_Requirements:_ Report how many lines hold the word "JSON"; give nothing but the number.

▽

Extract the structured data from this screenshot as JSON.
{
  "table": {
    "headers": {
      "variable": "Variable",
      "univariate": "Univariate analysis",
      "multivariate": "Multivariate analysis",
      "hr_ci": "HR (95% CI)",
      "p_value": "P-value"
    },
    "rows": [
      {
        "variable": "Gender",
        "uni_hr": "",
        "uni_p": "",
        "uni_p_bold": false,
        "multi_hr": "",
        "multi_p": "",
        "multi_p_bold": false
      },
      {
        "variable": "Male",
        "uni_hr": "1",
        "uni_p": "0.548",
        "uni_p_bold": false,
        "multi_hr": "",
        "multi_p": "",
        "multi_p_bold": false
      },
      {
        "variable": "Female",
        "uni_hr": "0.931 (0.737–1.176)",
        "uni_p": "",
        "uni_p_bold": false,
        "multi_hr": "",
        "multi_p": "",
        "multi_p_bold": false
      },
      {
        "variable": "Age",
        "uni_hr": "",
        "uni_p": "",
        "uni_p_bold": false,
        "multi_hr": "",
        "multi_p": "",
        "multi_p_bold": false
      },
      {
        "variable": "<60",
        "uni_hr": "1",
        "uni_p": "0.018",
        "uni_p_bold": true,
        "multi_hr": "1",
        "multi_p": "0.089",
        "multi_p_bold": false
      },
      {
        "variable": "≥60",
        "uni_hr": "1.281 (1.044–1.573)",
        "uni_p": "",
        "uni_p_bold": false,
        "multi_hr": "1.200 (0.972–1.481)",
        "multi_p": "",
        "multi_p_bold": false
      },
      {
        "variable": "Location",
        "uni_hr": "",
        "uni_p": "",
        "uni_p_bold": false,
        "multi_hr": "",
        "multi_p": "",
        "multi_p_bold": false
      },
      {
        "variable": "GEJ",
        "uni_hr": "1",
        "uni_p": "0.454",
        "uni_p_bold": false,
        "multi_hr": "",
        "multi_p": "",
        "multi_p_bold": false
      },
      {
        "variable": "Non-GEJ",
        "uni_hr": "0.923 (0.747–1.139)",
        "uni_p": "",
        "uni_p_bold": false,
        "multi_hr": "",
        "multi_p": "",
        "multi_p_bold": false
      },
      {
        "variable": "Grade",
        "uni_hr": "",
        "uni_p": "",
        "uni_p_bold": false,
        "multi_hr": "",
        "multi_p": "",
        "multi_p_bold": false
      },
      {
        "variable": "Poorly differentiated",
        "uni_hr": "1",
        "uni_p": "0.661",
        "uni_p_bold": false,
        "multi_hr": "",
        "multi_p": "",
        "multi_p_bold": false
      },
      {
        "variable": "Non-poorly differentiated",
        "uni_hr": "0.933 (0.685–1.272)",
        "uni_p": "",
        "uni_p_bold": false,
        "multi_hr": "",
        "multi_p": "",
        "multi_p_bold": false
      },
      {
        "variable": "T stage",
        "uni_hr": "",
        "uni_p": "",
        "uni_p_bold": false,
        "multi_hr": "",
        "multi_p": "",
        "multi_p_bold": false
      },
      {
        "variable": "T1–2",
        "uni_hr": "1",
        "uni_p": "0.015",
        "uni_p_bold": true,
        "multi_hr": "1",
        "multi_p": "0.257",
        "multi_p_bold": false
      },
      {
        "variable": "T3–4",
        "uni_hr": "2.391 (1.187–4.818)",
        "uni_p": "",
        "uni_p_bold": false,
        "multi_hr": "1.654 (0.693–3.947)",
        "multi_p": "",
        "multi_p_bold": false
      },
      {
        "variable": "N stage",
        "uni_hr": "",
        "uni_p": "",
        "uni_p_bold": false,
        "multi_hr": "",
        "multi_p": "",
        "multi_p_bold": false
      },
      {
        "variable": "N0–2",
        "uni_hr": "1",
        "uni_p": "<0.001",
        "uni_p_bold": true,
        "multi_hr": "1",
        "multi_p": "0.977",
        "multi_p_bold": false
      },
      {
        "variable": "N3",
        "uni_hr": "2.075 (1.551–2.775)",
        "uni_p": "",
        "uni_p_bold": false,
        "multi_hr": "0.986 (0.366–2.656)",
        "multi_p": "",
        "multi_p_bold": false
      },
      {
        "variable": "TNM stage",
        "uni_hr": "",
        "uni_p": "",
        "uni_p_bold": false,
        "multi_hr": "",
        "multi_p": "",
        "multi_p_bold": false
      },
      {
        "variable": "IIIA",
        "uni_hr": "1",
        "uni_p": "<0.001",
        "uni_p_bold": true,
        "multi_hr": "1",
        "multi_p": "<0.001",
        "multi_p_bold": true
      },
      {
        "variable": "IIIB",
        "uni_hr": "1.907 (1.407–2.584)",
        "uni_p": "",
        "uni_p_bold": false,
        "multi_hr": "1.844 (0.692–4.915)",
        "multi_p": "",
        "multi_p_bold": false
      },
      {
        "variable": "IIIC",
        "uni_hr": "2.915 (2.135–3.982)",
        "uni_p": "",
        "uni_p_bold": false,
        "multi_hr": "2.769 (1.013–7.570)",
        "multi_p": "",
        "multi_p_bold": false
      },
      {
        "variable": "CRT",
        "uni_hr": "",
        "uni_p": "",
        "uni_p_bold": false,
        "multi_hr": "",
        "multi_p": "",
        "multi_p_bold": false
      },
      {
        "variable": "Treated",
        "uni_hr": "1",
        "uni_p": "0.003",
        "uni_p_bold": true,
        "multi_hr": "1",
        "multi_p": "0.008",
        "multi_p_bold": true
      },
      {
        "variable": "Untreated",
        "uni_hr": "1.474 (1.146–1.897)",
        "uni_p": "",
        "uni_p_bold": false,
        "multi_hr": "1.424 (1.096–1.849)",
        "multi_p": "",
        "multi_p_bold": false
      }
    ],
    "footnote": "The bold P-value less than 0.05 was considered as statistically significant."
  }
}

△
▽

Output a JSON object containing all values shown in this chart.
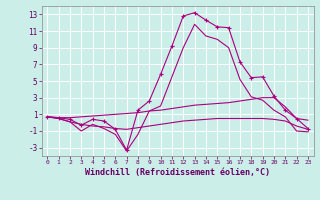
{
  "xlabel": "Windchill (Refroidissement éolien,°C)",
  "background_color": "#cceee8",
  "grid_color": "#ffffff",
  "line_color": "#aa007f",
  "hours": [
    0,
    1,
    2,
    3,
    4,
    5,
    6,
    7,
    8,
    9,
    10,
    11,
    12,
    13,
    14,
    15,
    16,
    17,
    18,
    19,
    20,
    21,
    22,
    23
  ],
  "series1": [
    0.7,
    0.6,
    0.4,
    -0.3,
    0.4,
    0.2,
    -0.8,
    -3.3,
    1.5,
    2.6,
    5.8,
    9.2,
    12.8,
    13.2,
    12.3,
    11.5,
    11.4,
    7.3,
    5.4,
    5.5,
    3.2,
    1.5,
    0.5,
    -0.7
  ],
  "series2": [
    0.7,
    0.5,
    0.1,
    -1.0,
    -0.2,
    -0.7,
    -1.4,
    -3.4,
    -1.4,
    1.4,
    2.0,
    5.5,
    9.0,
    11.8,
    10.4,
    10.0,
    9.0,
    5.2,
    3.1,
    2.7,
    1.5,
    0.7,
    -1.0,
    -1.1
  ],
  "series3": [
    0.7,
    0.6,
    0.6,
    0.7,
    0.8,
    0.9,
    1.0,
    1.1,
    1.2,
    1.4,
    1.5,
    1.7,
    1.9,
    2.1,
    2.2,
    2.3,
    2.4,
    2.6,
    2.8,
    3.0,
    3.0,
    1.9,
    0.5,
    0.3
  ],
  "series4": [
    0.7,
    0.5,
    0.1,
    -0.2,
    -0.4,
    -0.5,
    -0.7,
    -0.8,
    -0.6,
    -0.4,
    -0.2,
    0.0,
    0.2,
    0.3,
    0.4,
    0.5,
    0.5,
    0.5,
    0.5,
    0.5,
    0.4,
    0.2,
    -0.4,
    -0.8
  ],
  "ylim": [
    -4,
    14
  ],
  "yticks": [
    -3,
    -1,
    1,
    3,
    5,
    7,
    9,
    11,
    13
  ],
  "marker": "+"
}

△

_The response:_ 2